### TEXT EXCERPT
Metamorphic Joke???

I was posting a joke in the olde clean jokes gallery earlier today, but was unable to post it without tweaking it slightly, adjusting it in a way that I thought improved it a little. Subjective judgement I know, but I went on to wonder what would happen to a joke if it were repeatedly adjusted by a series of people.

So an idea I would like to try out is to slowly metamorphize the joke in a chinese whispers like way. The principle is that you take the last posted version of the joke I have included here ( previously posted by me in clean jokes), and tweak it somehow. It should remain funny, and the tweak should not be too major in a single step. The version I display here below the line is one I tweaked already, and in red I print some of the original replaced lines for comparison, and to give an idea of the principle.

Will the joke evolve to be completely different, or just a flavour change? Will it rapidly disintegrate, or might it improve? Please think carefully before you make a change, and try to be sensible.
I would suggest that once this post appears, you do not all jump in at once, but wait a few hours, or you will all be modifying the same joke version. Wait a while, so we get a chain of mods rather than a fan.

If you think it a daft idea, then please ignore the post rather than ruin it. It might work, but my guess is that it most probably will have fallen flat after a few posts.

Original extract:

No, no, just name anyone else," Dave says. “President Bush,” his boss quickly retorts.
“Yup,” Dave says, “Old buddies, let’s fly out to Washington.” And off they go. At the White House, Bush spots Dave on the tour and motions him and his boss over, saying, “Dave, what a surprise, I was just on my way to a meeting, but you and your friend come on in and let’s have a cup of coffee first and catch up.”

Well, the boss is very shaken by now but still not totally convinced. After they leave the White House grounds he expresses his doubts to Dave, who again implores him to name anyone else.


Please read the first post in thread for instructions on replying to this thread, and include this line at the beginning of your reply.

Modified version, whole Joke

Dave was chatting to his boss one day, and mentioned that he had been in the pub with the Duke of Edinburgh the previous night. “Sod off,” said the boss, “you mean you were IN the Duke of Edinburgh”. “No, No” said Dave, “me and Phil go back quite a few years. I move in these social circles and I know more or less everyone there is to know. You could Just name someone at random, anyone, and I probably know them.”

Tired of his boasting, his boss called his bluff, “OK, Dave, how about Tom Cruise?”

“No problem boss, Tom and I are old friends, and he is staying in the Hilton this week, Time I looked him up again .”

So Dave and his boss nip into London and knock on Tom Cruise’s door and Tom opens the door and shouts, “Dave! What’s happenin?!? Great to see you! Come on in for a beer!”

### ACTIONS TO TAKE
A – According to the post about the evolving joke, what does the writer print in red?
B – Continue the forum post about the evolving joke, picking up after its final sentence.

### ENTRIES PROVIDED
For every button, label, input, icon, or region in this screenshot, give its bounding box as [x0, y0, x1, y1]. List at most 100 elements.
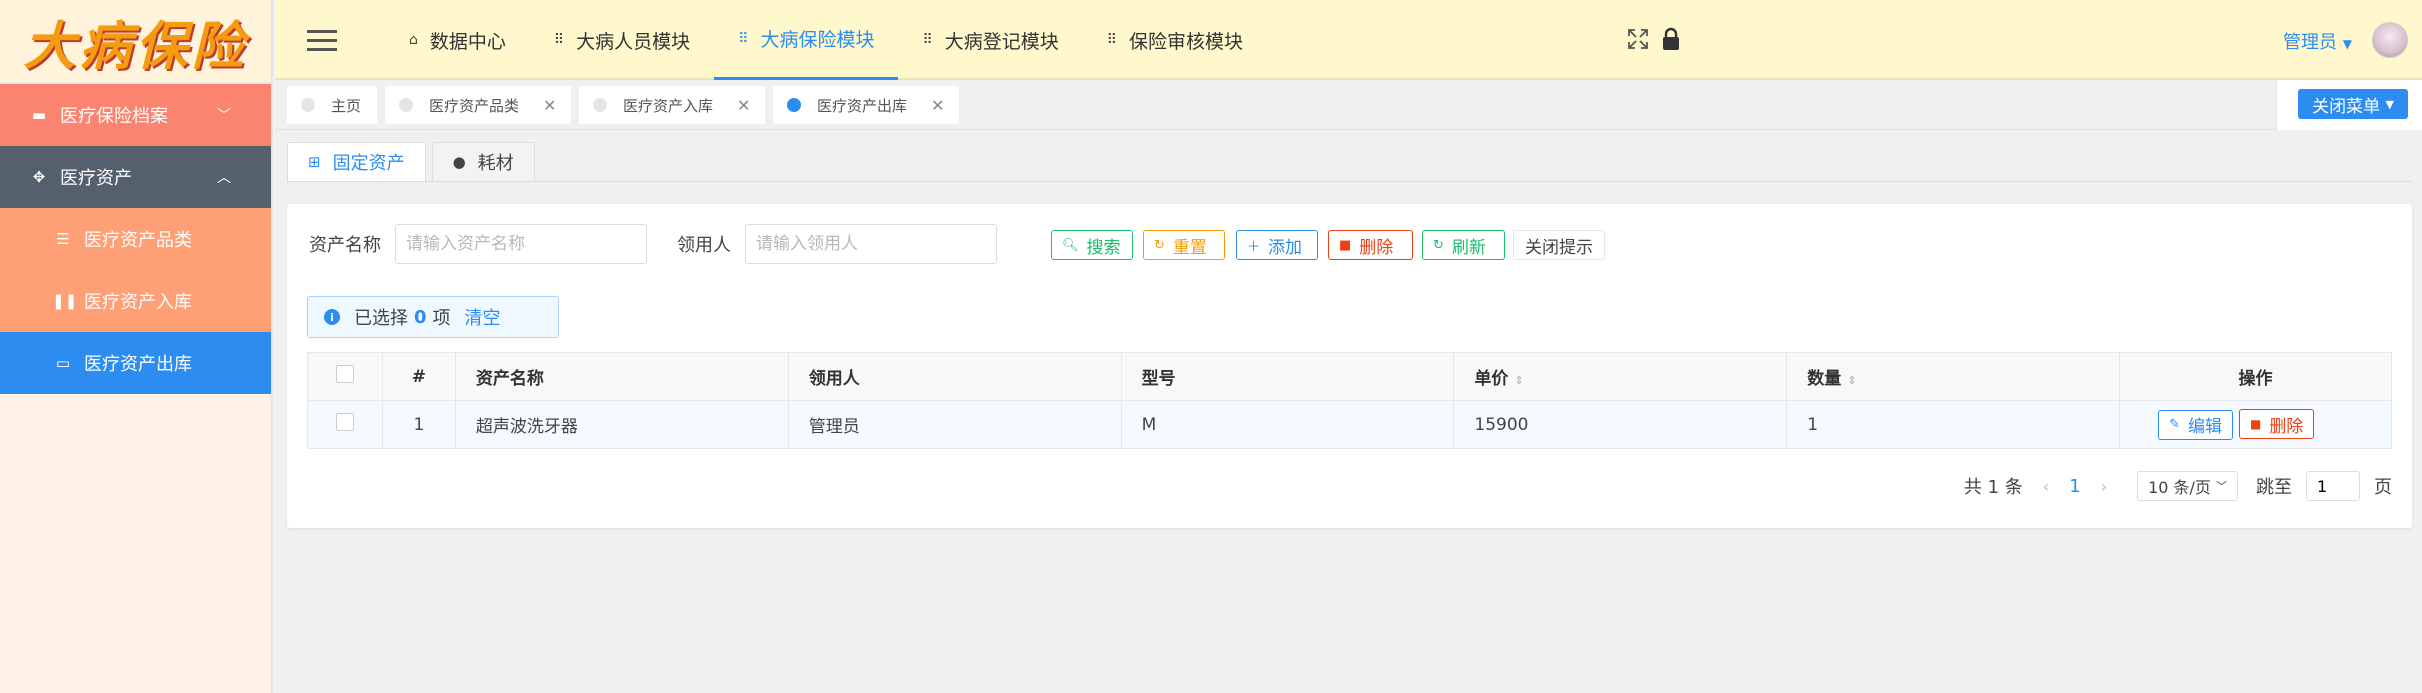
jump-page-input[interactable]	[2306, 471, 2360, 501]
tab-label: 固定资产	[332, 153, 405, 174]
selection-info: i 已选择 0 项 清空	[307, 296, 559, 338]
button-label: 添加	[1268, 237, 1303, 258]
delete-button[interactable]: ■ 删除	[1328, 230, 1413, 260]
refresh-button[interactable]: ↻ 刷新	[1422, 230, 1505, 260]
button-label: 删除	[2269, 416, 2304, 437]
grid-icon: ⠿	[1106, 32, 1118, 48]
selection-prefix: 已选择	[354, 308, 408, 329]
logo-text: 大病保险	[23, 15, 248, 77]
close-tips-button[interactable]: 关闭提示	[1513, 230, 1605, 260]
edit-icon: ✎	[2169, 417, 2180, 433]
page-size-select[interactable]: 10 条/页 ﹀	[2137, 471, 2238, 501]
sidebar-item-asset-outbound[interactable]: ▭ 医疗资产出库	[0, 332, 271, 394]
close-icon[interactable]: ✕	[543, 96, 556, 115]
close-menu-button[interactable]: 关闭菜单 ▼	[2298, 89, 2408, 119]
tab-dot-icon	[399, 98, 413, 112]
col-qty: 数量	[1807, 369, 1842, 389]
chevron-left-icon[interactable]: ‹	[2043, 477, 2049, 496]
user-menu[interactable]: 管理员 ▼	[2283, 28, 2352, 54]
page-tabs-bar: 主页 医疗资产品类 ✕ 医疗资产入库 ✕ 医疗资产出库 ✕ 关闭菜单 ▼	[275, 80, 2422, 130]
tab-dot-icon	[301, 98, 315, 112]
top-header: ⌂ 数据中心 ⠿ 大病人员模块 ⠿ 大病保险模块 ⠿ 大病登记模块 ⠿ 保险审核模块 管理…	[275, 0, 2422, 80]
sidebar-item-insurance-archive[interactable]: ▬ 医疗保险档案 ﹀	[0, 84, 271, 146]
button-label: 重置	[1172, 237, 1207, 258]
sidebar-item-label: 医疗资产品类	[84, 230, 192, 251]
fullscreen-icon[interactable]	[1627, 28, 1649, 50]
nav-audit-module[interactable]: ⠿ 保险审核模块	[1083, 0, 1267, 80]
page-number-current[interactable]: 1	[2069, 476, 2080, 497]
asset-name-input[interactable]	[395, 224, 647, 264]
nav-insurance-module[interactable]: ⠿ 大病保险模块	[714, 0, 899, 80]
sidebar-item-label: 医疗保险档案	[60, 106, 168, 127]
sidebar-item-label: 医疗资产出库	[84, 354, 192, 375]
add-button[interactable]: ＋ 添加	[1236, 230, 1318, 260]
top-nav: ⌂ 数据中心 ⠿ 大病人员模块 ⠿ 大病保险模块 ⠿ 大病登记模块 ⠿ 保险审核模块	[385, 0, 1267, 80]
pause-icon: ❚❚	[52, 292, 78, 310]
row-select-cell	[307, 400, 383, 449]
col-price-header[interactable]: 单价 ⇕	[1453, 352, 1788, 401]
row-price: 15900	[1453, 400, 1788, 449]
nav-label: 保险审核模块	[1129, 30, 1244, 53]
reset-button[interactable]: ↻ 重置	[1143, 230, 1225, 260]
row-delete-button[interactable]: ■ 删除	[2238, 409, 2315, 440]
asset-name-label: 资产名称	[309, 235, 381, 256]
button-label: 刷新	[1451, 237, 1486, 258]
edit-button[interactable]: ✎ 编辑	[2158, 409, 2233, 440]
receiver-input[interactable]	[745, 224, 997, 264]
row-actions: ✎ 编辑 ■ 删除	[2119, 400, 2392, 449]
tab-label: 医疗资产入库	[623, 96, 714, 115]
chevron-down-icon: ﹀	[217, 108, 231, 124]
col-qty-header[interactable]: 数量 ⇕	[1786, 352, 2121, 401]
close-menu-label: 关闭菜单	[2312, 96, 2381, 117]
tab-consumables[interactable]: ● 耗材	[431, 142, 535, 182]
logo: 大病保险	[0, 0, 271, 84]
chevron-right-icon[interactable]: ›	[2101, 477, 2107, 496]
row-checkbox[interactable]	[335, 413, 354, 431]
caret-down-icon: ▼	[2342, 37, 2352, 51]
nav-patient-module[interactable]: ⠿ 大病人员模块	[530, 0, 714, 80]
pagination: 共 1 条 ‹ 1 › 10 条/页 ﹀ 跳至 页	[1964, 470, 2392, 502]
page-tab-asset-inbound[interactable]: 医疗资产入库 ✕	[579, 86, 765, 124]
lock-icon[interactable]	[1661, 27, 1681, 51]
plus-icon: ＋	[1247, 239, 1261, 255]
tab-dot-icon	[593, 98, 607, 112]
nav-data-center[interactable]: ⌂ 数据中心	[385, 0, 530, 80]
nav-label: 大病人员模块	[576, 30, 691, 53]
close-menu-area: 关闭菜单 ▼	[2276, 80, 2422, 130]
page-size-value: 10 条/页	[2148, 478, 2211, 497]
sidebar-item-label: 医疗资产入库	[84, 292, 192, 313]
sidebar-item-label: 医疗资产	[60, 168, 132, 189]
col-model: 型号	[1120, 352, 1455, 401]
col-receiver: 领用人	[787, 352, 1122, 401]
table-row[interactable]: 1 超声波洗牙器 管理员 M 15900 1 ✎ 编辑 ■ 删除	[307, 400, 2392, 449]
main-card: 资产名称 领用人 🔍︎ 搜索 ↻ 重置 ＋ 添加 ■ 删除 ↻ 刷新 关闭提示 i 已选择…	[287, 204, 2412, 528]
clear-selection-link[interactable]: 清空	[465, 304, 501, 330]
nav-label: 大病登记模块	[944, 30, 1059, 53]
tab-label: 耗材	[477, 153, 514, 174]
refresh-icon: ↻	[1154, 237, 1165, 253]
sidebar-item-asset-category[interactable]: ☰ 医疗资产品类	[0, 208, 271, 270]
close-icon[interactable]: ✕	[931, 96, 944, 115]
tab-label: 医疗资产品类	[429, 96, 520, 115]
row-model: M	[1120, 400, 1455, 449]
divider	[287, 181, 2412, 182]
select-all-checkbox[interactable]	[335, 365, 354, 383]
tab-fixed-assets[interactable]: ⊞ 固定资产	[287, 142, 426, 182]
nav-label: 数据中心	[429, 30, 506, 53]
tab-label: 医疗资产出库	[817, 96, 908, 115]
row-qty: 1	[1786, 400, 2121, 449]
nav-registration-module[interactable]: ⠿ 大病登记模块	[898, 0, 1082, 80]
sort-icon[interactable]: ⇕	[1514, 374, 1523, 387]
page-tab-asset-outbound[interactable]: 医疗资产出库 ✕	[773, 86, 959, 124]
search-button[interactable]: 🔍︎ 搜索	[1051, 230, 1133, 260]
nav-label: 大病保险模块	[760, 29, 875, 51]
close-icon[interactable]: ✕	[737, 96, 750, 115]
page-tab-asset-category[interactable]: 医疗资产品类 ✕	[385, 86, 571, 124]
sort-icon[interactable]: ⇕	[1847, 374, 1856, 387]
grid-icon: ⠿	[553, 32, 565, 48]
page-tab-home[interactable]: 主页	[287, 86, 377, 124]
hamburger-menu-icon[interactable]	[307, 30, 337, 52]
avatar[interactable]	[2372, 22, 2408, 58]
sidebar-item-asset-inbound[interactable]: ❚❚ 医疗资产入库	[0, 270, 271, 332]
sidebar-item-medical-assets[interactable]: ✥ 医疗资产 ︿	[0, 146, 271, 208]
--
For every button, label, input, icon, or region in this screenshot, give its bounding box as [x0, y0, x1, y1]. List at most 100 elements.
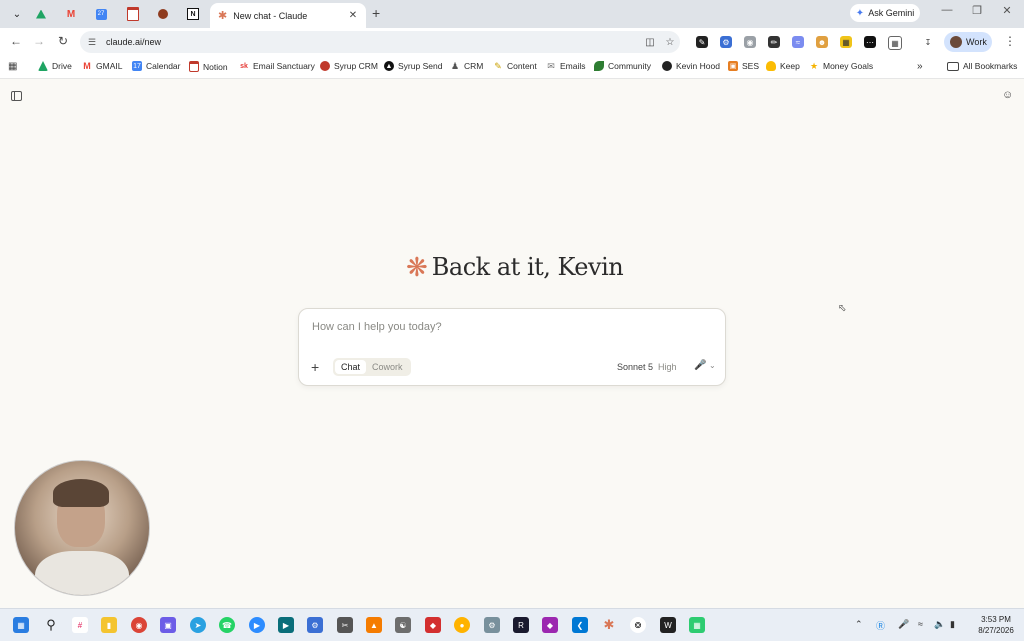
* * *
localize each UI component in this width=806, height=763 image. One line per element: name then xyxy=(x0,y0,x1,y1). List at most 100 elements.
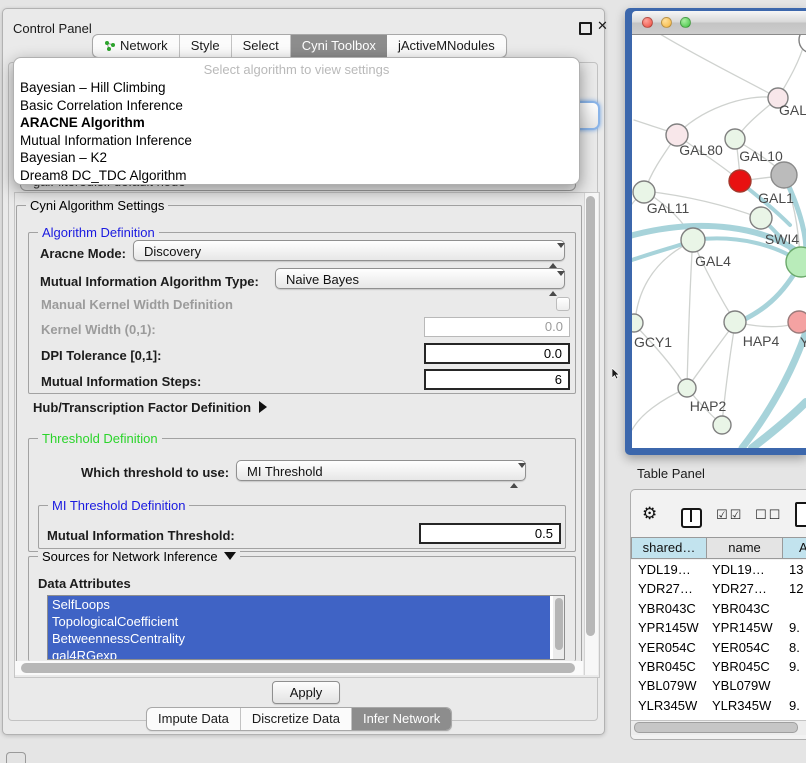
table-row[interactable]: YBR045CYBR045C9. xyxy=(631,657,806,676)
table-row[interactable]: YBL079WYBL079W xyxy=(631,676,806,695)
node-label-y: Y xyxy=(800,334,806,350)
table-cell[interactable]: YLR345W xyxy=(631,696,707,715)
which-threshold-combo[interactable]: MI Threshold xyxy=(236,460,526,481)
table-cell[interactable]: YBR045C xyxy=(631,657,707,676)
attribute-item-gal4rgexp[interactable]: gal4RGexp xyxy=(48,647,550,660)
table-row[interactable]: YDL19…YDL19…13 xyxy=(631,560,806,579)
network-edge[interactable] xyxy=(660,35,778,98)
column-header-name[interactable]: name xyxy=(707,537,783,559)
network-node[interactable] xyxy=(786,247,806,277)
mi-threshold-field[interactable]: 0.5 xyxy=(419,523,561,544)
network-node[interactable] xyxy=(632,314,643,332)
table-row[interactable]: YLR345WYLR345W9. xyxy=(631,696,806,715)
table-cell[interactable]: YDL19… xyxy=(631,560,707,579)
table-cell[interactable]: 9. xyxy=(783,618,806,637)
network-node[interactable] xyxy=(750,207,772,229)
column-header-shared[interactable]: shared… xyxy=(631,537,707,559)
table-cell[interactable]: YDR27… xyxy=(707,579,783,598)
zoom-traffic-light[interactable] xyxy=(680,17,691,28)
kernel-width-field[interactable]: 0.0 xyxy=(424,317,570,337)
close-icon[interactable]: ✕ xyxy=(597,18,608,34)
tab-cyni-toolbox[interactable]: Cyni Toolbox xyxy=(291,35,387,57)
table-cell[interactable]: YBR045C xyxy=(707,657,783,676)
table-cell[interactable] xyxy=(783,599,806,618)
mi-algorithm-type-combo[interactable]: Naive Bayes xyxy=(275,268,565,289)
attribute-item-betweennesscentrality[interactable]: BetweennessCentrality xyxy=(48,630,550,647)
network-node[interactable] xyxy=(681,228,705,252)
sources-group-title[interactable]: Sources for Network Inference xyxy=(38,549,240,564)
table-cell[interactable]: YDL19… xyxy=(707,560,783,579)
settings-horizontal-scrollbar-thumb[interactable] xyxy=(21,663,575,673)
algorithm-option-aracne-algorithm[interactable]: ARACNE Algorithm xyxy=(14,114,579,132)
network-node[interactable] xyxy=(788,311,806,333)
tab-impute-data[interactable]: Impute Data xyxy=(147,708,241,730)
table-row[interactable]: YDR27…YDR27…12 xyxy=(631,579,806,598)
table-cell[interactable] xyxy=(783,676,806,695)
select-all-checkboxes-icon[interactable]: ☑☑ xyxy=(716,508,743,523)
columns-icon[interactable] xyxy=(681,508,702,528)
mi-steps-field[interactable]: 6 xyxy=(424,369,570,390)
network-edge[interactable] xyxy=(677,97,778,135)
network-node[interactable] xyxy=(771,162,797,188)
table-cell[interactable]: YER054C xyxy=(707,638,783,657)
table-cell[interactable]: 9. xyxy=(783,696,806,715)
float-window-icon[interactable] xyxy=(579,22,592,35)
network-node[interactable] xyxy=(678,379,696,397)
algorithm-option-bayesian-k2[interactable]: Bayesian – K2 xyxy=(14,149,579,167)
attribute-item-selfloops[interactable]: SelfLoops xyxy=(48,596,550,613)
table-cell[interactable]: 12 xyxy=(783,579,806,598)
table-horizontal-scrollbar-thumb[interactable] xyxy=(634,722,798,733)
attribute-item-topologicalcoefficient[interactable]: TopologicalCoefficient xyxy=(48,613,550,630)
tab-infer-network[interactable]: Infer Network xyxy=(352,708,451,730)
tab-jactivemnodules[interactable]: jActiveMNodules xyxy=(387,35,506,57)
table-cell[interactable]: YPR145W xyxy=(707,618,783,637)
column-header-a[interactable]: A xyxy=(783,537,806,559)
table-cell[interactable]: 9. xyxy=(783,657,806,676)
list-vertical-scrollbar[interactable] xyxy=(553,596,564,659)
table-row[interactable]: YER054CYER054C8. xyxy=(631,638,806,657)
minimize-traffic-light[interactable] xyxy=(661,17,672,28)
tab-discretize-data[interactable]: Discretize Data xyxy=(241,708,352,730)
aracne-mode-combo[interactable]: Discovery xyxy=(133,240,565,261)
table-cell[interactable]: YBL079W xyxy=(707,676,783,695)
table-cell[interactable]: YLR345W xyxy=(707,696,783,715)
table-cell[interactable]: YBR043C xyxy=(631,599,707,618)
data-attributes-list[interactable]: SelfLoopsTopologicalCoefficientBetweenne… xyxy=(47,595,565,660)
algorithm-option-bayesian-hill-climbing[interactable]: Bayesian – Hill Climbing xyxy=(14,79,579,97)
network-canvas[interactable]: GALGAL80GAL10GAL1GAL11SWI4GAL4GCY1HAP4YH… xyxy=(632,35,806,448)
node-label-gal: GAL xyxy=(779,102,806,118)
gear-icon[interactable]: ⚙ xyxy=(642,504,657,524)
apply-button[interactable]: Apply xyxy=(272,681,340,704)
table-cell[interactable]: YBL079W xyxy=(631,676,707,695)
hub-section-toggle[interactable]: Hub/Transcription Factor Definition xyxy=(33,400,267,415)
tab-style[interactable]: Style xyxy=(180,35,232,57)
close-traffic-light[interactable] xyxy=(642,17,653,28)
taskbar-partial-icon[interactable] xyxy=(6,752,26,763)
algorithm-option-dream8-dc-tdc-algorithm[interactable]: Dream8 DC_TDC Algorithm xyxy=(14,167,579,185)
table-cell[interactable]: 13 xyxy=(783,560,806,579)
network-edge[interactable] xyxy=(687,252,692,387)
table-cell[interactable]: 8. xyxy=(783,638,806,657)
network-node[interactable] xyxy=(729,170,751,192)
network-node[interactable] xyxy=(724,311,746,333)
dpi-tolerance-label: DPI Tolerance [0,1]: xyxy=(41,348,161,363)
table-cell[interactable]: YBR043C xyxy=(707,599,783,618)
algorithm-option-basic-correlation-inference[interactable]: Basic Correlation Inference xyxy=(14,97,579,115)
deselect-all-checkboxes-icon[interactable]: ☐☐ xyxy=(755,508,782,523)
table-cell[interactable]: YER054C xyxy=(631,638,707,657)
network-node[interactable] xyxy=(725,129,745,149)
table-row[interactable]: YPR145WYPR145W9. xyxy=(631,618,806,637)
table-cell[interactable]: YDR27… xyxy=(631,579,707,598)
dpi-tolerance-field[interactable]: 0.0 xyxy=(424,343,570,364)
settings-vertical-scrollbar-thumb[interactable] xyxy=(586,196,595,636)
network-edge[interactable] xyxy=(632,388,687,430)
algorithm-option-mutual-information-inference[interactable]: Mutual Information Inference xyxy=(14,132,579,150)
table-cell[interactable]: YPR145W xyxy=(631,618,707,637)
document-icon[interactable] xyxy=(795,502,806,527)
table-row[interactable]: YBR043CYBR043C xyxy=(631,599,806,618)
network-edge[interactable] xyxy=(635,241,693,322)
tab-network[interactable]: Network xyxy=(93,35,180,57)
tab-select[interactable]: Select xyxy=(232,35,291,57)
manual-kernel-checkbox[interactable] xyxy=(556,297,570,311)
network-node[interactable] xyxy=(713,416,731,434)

### RESULTS
A – Some of the original lines that were replaced, for comparison.

B –
Although impressed, Dave’s boss is still sceptical. After they leave Cruise’s suite , he tells Dave that he thinks Dave’s knowing Cruise was just lucky. As they leave the hotel, they are asked to keep back as a cavalcade of big American cars is about to pass. Learning that President Bush is in the open topped armoured Cadillac, the boss says " Ok, I bet you don’t know President Bush". “Of course I do, regular golfing partner” says Dave , and as the car passes he waves and calls out “Hi George”. The car stops, and George shouts to Dave, “Sorry can’t stop to chat now Dave, got a meeting in Downing Street. You remember Tony from that party last year? I’ll give you a ring later.”

Well, the boss is very shaken by now but still not totally convinced. After they leave London he expresses his doubts to Dave, who again implores him to name anyone else. “The Pope,” his boss replies. “Sure!” says Dave. “My folks are from his village, and I’ve known the Pope a long time.” So, on a whim and determined to prove Dave wrong the boss buys tickets and off they fly to Rome.

Dave and his boss are assembled with the masses in Vatican Square when Dave says,

“This will never work. I can’t catch the Pope’s eye among all these people.
Tell you what, I know all the guards so let me just go upstairs and I’ll come out on the balcony with the Pope.”

With that he disappears into the crowd headed toward the Vatican. Sure enough, half an hour later Dave emerges with the Pope on the balcony, but by the time Dave returns, he finds that his boss has had a heart attack and is surrounded by paramedics.

Working his way to his boss’ side, Dave asks him, “What happened?”

His boss looks up and says, "I was doing fine until you and the Pope came out on the balcony and the man next to me said, “Who the hell is that on the balcony with Dave?”

Nao

Hopefully I won’t completely ruin this.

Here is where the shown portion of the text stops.